▶ [YOUR GOAL] Quote the listing below in its entirety.

Data extracted from a collection:
┌──
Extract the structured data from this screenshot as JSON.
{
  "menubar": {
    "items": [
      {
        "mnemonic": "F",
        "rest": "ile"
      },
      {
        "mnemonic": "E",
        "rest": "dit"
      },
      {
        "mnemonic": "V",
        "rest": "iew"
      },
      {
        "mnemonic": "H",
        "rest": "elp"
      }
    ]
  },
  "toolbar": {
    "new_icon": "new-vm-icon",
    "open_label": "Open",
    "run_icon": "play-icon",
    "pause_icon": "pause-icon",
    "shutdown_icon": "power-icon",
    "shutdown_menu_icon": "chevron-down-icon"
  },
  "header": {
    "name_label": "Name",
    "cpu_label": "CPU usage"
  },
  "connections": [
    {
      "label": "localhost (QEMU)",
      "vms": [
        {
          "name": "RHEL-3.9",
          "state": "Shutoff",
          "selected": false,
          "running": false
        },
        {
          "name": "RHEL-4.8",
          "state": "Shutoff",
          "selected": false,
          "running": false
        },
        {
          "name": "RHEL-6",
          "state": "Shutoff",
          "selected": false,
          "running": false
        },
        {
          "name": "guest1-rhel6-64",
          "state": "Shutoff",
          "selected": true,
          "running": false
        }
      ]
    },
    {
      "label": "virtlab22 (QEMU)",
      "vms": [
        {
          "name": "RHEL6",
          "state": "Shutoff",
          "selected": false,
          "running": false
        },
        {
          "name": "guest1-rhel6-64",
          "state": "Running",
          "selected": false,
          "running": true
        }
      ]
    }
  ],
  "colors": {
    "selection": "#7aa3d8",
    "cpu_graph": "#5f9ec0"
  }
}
└──
▶ [THE SOLUTION]
Extract the structured data from this screenshot as JSON.
{
  "menubar": {
    "items": [
      {
        "mnemonic": "F",
        "rest": "ile"
      },
      {
        "mnemonic": "E",
        "rest": "dit"
      },
      {
        "mnemonic": "V",
        "rest": "iew"
      },
      {
        "mnemonic": "H",
        "rest": "elp"
      }
    ]
  },
  "toolbar": {
    "new_icon": "new-vm-icon",
    "open_label": "Open",
    "run_icon": "play-icon",
    "pause_icon": "pause-icon",
    "shutdown_icon": "power-icon",
    "shutdown_menu_icon": "chevron-down-icon"
  },
  "header": {
    "name_label": "Name",
    "cpu_label": "CPU usage"
  },
  "connections": [
    {
      "label": "localhost (QEMU)",
      "vms": [
        {
          "name": "RHEL-3.9",
          "state": "Shutoff",
          "selected": false,
          "running": false
        },
        {
          "name": "RHEL-4.8",
          "state": "Shutoff",
          "selected": false,
          "running": false
        },
        {
          "name": "RHEL-6",
          "state": "Shutoff",
          "selected": false,
          "running": false
        },
        {
          "name": "guest1-rhel6-64",
          "state": "Shutoff",
          "selected": true,
          "running": false
        }
      ]
    },
    {
      "label": "virtlab22 (QEMU)",
      "vms": [
        {
          "name": "RHEL6",
          "state": "Shutoff",
          "selected": false,
          "running": false
        },
        {
          "name": "guest1-rhel6-64",
          "state": "Running",
          "selected": false,
          "running": true
        }
      ]
    }
  ],
  "colors": {
    "selection": "#7aa3d8",
    "cpu_graph": "#5f9ec0"
  }
}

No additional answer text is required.